Pull out each line of the records holding the string "轴正方向".
________________
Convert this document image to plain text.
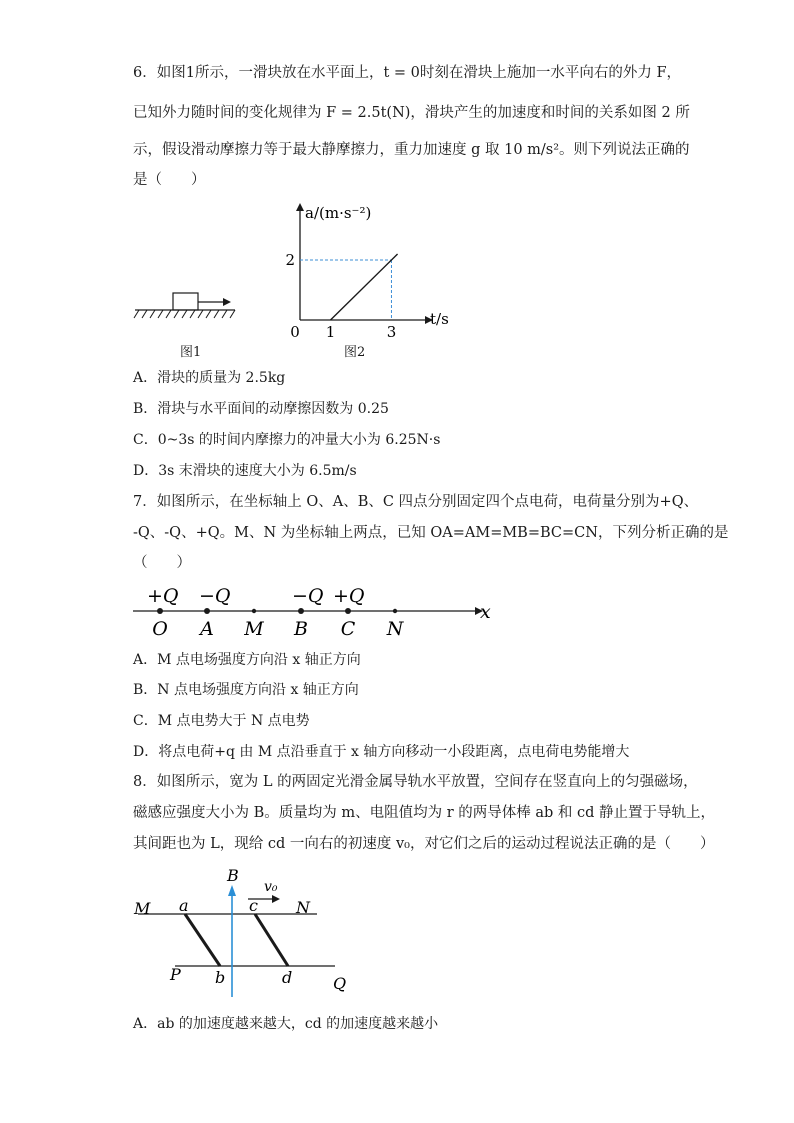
6．如图1所示，一滑块放在水平面上，t = 0时刻在滑块上施加一水平向右的外力 F，
已知外力随时间的变化规律为 F = 2.5t(N)，滑块产生的加速度和时间的关系如图 2 所
示，假设滑动摩擦力等于最大静摩擦力，重力加速度 g 取 10 m/s²。则下列说法正确的
是（　　）
图1
0 1	3
2
a/(m·s⁻²)
t/s
图2
A．滑块的质量为 2.5kg
B．滑块与水平面间的动摩擦因数为 0.25
C．0~3s 的时间内摩擦力的冲量大小为 6.25N·s
D．3s 末滑块的速度大小为 6.5m/s
7．如图所示，在坐标轴上 O、A、B、C 四点分别固定四个点电荷，电荷量分别为+Q、
-Q、-Q、+Q。M、N 为坐标轴上两点，已知 OA=AM=MB=BC=CN，下列分析正确的是
（　　）
x
+Q −Q	−Q +Q
O A M B C N
A．M 点电场强度方向沿 x 轴正方向
B．N 点电场强度方向沿 x 轴正方向
C．M 点电势大于 N 点电势
D．将点电荷+q 由 M 点沿垂直于 x 轴方向移动一小段距离，点电荷电势能增大
8．如图所示，宽为 L 的两固定光滑金属导轨水平放置，空间存在竖直向上的匀强磁场，
磁感应强度大小为 B。质量均为 m、电阻值均为 r 的两导体棒 ab 和 cd 静止置于导轨上，
其间距也为 L，现给 cd 一向右的初速度 v₀，对它们之后的运动过程说法正确的是（　　）
M	N
P	Q
a
b
c
d
B
v₀
A．ab 的加速度越来越大，cd 的加速度越来越小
________________
Correct result:
A．M 点电场强度方向沿 x 轴正方向
B．N 点电场强度方向沿 x 轴正方向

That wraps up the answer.